Your goal →
Determine how many lines include the string "this". Output that number only.

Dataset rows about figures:

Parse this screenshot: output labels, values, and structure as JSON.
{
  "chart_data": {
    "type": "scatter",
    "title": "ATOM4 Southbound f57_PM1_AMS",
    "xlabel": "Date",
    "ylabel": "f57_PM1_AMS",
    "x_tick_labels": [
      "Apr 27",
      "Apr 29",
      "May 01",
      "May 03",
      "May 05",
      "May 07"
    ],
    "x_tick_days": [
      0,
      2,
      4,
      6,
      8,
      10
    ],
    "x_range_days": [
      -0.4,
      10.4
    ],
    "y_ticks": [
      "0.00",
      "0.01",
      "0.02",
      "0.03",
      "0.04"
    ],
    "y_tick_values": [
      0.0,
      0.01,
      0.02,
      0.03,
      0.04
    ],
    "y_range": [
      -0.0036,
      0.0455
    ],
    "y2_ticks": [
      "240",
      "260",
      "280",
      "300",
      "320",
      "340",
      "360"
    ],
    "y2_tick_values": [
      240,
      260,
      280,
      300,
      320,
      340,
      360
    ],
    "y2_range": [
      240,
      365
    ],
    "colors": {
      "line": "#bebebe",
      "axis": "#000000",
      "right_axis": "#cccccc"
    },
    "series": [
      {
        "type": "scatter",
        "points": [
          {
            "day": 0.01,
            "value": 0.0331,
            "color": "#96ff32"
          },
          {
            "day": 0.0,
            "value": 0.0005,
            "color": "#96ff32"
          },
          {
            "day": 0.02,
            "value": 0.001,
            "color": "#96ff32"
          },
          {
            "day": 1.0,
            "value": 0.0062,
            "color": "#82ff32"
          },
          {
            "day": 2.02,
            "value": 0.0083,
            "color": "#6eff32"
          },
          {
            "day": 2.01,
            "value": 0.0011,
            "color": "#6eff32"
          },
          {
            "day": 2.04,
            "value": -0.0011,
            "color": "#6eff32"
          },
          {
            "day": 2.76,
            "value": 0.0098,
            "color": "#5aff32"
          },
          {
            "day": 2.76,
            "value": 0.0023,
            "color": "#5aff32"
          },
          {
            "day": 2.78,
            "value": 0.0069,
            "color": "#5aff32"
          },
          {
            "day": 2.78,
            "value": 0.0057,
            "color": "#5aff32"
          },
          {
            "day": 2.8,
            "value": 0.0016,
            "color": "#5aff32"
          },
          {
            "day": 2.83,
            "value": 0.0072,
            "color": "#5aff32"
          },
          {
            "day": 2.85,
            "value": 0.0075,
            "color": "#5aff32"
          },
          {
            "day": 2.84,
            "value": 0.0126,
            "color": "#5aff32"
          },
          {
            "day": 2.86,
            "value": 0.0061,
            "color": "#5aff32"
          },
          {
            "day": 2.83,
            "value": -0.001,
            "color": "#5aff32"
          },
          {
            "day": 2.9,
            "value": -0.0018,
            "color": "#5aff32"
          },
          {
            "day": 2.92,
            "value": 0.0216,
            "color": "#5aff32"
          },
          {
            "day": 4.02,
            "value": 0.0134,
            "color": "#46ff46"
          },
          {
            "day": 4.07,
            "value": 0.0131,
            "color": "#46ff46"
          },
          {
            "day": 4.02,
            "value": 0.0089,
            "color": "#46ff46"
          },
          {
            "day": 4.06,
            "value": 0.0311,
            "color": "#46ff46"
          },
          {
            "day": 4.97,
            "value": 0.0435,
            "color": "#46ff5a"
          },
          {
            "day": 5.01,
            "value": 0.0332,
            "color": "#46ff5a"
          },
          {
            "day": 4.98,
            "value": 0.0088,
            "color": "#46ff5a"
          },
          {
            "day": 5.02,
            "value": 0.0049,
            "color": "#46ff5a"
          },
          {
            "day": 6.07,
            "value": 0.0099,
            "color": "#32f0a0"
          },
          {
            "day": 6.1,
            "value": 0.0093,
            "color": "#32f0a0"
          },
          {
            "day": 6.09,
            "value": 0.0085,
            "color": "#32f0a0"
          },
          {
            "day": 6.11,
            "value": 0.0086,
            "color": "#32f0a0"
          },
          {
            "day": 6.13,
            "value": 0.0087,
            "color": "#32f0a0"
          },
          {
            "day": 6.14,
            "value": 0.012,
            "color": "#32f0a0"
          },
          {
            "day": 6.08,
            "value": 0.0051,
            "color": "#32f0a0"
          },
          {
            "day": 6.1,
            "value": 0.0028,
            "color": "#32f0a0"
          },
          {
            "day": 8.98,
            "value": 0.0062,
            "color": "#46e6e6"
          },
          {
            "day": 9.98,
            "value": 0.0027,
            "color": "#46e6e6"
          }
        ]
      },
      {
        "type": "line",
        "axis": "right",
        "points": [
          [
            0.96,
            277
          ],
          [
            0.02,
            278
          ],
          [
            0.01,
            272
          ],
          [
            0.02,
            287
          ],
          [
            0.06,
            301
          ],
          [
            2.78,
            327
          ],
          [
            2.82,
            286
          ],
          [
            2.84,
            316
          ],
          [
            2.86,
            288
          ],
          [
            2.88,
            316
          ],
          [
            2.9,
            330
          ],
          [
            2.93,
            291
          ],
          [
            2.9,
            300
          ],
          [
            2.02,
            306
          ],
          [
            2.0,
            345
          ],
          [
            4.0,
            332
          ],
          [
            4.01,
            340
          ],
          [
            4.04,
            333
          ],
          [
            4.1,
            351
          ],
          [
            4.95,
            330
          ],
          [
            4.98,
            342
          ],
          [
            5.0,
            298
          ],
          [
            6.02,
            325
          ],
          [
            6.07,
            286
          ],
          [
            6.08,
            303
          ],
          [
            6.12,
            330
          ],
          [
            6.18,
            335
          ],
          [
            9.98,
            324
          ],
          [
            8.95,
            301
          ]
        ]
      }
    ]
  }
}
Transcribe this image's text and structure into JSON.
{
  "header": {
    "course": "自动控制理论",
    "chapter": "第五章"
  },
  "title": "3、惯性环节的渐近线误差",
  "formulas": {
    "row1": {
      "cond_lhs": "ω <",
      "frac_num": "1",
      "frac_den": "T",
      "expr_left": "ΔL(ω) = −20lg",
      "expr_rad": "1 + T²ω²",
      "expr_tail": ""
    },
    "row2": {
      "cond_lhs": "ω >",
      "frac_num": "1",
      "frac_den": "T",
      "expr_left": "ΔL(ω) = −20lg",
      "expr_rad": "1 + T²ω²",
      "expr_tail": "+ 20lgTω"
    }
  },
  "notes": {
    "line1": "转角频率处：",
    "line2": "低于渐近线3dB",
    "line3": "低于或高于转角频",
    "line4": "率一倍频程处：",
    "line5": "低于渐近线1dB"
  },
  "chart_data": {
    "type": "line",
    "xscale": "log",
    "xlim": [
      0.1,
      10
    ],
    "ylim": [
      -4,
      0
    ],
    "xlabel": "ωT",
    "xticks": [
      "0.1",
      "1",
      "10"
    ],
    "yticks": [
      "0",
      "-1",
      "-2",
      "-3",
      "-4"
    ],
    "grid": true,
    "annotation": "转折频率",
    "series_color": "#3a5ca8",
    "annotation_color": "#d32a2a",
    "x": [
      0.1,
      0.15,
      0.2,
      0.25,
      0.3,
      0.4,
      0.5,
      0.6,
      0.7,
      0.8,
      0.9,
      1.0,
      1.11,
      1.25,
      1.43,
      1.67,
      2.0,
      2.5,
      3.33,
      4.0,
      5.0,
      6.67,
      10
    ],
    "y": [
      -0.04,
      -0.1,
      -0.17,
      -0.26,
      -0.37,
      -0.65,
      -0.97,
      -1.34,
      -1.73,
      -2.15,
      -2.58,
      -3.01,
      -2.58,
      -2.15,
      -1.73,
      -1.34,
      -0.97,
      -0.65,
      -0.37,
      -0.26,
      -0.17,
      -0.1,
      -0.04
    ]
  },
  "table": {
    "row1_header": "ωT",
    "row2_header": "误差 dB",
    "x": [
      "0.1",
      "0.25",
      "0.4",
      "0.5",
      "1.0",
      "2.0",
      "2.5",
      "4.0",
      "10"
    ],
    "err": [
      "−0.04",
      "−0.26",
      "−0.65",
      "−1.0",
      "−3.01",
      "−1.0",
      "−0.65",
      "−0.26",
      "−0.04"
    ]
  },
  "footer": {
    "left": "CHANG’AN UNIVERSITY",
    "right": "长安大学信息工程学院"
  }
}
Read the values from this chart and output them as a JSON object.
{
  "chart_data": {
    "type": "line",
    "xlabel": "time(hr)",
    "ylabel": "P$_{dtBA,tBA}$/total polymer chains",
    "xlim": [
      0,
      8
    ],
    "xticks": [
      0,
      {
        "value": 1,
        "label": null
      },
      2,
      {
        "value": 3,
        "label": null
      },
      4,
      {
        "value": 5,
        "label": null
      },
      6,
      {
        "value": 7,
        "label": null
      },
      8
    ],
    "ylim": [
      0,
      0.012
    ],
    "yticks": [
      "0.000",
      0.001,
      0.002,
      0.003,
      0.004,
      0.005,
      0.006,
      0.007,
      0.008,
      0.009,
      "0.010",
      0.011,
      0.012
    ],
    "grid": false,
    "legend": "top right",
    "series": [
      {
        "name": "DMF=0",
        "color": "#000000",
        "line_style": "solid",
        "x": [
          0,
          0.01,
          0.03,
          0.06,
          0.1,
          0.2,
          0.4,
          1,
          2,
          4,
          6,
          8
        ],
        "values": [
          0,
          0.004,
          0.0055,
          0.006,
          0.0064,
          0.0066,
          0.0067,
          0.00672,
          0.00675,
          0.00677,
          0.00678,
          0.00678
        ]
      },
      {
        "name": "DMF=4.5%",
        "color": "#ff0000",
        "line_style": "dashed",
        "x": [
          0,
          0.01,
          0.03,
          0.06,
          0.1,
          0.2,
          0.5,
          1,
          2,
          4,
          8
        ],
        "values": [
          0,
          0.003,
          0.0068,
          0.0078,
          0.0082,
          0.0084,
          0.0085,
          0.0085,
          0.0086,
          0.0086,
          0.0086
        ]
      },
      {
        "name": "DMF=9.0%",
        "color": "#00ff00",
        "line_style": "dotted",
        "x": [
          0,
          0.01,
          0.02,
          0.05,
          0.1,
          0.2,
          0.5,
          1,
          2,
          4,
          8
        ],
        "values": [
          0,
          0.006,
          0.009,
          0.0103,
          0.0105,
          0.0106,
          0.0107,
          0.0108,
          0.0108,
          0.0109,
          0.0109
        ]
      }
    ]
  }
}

Result of the exercise →
3